-- START OF SUPPLIED ENTRIES --

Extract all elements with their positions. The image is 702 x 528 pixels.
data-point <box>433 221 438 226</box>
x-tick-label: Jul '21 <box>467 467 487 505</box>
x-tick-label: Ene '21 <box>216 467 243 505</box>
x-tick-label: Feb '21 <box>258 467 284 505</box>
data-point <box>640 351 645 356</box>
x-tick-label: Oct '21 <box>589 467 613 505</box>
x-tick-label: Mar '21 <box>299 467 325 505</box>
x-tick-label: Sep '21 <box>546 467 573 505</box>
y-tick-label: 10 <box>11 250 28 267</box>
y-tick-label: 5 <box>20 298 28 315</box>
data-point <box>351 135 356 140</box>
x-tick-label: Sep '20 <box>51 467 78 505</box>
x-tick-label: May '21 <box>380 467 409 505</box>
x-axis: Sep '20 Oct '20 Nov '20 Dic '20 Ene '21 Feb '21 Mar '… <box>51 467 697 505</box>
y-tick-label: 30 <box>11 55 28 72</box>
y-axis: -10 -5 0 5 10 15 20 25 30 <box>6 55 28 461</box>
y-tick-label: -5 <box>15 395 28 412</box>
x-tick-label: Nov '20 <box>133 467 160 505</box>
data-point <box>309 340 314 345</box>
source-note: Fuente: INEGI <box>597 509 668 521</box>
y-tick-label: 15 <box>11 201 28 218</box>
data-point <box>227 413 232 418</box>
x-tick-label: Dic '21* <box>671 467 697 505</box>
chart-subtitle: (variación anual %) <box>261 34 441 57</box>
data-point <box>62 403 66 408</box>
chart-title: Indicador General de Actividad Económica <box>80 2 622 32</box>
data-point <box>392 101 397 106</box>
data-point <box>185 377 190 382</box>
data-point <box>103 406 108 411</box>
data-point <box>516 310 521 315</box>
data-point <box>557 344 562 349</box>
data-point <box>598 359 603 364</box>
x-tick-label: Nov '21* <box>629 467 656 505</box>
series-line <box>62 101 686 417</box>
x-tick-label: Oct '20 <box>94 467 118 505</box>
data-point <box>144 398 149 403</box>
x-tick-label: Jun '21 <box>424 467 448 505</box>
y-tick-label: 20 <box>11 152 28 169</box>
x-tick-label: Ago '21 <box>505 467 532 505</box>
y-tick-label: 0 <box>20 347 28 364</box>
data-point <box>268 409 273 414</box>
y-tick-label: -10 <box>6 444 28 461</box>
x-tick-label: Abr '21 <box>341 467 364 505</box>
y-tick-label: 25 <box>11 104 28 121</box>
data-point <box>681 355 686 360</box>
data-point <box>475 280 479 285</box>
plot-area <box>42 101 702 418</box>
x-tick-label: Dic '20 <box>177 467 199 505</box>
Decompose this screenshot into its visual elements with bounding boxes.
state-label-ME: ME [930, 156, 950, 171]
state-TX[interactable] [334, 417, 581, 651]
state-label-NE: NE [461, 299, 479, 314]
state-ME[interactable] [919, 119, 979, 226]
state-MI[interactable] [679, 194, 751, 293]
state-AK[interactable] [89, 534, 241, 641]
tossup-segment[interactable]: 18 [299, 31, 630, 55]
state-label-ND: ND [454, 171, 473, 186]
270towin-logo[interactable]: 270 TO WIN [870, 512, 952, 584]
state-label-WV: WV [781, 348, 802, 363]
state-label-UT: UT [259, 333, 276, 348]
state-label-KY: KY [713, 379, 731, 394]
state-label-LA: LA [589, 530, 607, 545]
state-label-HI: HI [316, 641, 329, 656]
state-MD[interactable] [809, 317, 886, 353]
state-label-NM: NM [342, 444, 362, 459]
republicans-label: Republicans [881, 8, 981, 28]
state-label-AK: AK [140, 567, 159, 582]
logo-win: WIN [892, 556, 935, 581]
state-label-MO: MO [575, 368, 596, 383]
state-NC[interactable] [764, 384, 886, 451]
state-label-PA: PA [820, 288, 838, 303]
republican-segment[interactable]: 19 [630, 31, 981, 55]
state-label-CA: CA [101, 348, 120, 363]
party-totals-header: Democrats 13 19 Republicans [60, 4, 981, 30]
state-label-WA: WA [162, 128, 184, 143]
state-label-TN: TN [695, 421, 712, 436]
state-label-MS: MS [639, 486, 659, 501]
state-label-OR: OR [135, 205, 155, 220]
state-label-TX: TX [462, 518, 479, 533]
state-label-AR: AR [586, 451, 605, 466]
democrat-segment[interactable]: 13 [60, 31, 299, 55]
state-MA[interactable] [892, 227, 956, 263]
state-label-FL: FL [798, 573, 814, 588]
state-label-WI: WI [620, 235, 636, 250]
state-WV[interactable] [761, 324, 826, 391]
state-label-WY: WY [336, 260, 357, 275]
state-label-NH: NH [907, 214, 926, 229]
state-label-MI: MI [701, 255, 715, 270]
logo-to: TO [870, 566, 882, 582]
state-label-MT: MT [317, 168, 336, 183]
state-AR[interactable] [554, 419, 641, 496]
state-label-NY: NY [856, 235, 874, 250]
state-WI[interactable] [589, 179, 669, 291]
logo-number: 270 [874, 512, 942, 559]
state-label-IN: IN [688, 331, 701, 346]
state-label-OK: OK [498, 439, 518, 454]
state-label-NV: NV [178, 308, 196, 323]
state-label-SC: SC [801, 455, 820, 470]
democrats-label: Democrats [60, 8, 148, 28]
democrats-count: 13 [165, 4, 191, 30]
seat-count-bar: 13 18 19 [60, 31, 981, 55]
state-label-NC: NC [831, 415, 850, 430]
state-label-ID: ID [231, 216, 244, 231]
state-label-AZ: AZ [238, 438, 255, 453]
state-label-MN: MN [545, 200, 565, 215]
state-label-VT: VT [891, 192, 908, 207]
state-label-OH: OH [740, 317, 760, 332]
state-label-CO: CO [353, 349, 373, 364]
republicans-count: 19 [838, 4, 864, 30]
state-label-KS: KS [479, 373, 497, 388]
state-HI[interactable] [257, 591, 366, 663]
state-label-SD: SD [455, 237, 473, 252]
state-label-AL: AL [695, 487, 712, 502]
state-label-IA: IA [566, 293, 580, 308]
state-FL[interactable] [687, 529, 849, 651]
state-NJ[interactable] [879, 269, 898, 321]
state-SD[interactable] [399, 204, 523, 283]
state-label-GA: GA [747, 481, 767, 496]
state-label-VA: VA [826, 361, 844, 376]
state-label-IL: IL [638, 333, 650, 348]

-- END OF SUPPLIED ENTRIES --

## INSTRUCTIONS TO FOLLOW:
Starting with the first line of the entries and going on through the line that contains "series-line <box>62 101 686 417</box>", rewrite those lines as a numbered list, leaving out any blank lines.

## EXERCISE ANSWER:
1. Extract all elements with their positions. The image is 702 x 528 pixels.
2. data-point <box>433 221 438 226</box>
3. x-tick-label: Jul '21 <box>467 467 487 505</box>
4. x-tick-label: Ene '21 <box>216 467 243 505</box>
5. x-tick-label: Feb '21 <box>258 467 284 505</box>
6. data-point <box>640 351 645 356</box>
7. x-tick-label: Oct '21 <box>589 467 613 505</box>
8. x-tick-label: Mar '21 <box>299 467 325 505</box>
9. x-tick-label: Sep '21 <box>546 467 573 505</box>
10. y-tick-label: 10 <box>11 250 28 267</box>
11. y-tick-label: 5 <box>20 298 28 315</box>
12. data-point <box>351 135 356 140</box>
13. x-tick-label: Sep '20 <box>51 467 78 505</box>
14. x-tick-label: May '21 <box>380 467 409 505</box>
15. x-axis: Sep '20 Oct '20 Nov '20 Dic '20 Ene '21 Feb '21 Mar '… <box>51 467 697 505</box>
16. y-tick-label: 30 <box>11 55 28 72</box>
17. y-axis: -10 -5 0 5 10 15 20 25 30 <box>6 55 28 461</box>
18. y-tick-label: -5 <box>15 395 28 412</box>
19. x-tick-label: Nov '20 <box>133 467 160 505</box>
20. data-point <box>309 340 314 345</box>
21. source-note: Fuente: INEGI <box>597 509 668 521</box>
22. y-tick-label: 15 <box>11 201 28 218</box>
23. data-point <box>227 413 232 418</box>
24. x-tick-label: Dic '21* <box>671 467 697 505</box>
25. chart-subtitle: (variación anual %) <box>261 34 441 57</box>
26. data-point <box>62 403 66 408</box>
27. chart-title: Indicador General de Actividad Económica <box>80 2 622 32</box>
28. data-point <box>392 101 397 106</box>
29. data-point <box>185 377 190 382</box>
30. data-point <box>103 406 108 411</box>
31. data-point <box>516 310 521 315</box>
32. data-point <box>557 344 562 349</box>
33. data-point <box>598 359 603 364</box>
34. x-tick-label: Nov '21* <box>629 467 656 505</box>
35. series-line <box>62 101 686 417</box>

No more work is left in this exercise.